** Begin GIVEN DATA **

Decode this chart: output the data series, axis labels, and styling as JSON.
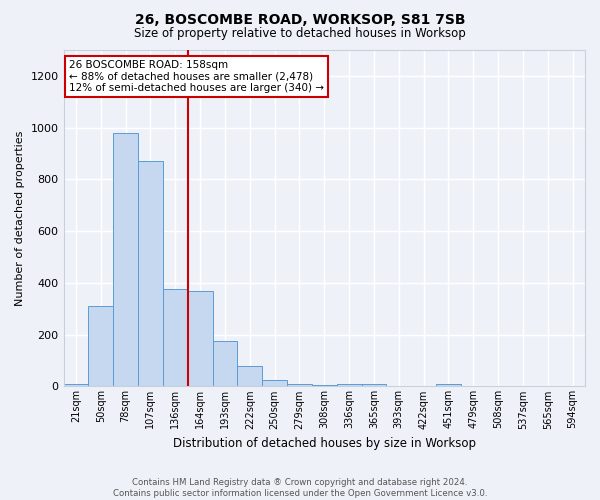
{
  "title": "26, BOSCOMBE ROAD, WORKSOP, S81 7SB",
  "subtitle": "Size of property relative to detached houses in Worksop",
  "xlabel": "Distribution of detached houses by size in Worksop",
  "ylabel": "Number of detached properties",
  "bin_labels": [
    "21sqm",
    "50sqm",
    "78sqm",
    "107sqm",
    "136sqm",
    "164sqm",
    "193sqm",
    "222sqm",
    "250sqm",
    "279sqm",
    "308sqm",
    "336sqm",
    "365sqm",
    "393sqm",
    "422sqm",
    "451sqm",
    "479sqm",
    "508sqm",
    "537sqm",
    "565sqm",
    "594sqm"
  ],
  "bar_heights": [
    10,
    310,
    980,
    870,
    375,
    370,
    175,
    80,
    25,
    10,
    5,
    10,
    10,
    0,
    0,
    10,
    0,
    0,
    0,
    0,
    0
  ],
  "bar_color": "#c5d8f0",
  "bar_edge_color": "#5b9bd5",
  "vline_x": 4.5,
  "vline_color": "#cc0000",
  "ylim": [
    0,
    1300
  ],
  "yticks": [
    0,
    200,
    400,
    600,
    800,
    1000,
    1200
  ],
  "annotation_text": "26 BOSCOMBE ROAD: 158sqm\n← 88% of detached houses are smaller (2,478)\n12% of semi-detached houses are larger (340) →",
  "annotation_box_color": "#ffffff",
  "annotation_box_edge": "#cc0000",
  "footer_text": "Contains HM Land Registry data ® Crown copyright and database right 2024.\nContains public sector information licensed under the Open Government Licence v3.0.",
  "bg_color": "#eef2f8",
  "plot_bg_color": "#eef2f8",
  "grid_color": "#ffffff",
  "spine_color": "#c8d0dc"
}
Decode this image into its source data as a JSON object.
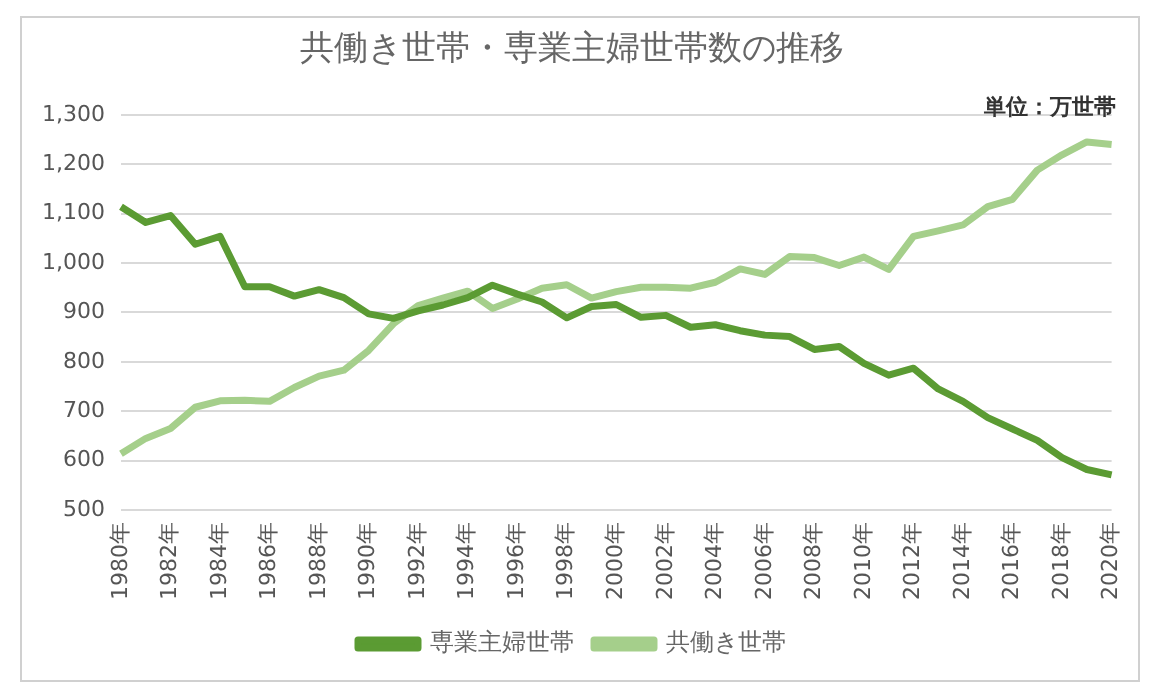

** End GIVEN DATA **

Copy the listing in full and without alteration, omitting every picture.

FULL ANSWER.
Decode this chart: output the data series, axis labels, and styling as JSON.
{
  "title": "26, BOSCOMBE ROAD, WORKSOP, S81 7SB",
  "subtitle": "Size of property relative to detached houses in Worksop",
  "xlabel": "Distribution of detached houses by size in Worksop",
  "ylabel": "Number of detached properties",
  "bin_labels": [
    "21sqm",
    "50sqm",
    "78sqm",
    "107sqm",
    "136sqm",
    "164sqm",
    "193sqm",
    "222sqm",
    "250sqm",
    "279sqm",
    "308sqm",
    "336sqm",
    "365sqm",
    "393sqm",
    "422sqm",
    "451sqm",
    "479sqm",
    "508sqm",
    "537sqm",
    "565sqm",
    "594sqm"
  ],
  "bar_heights": [
    10,
    310,
    980,
    870,
    375,
    370,
    175,
    80,
    25,
    10,
    5,
    10,
    10,
    0,
    0,
    10,
    0,
    0,
    0,
    0,
    0
  ],
  "bar_color": "#c5d8f0",
  "bar_edge_color": "#5b9bd5",
  "vline_x": 4.5,
  "vline_color": "#cc0000",
  "ylim": [
    0,
    1300
  ],
  "yticks": [
    0,
    200,
    400,
    600,
    800,
    1000,
    1200
  ],
  "annotation_text": "26 BOSCOMBE ROAD: 158sqm\n← 88% of detached houses are smaller (2,478)\n12% of semi-detached houses are larger (340) →",
  "annotation_box_color": "#ffffff",
  "annotation_box_edge": "#cc0000",
  "footer_text": "Contains HM Land Registry data ® Crown copyright and database right 2024.\nContains public sector information licensed under the Open Government Licence v3.0.",
  "bg_color": "#eef2f8",
  "plot_bg_color": "#eef2f8",
  "grid_color": "#ffffff",
  "spine_color": "#c8d0dc"
}
Decode this image into its source data as a JSON object.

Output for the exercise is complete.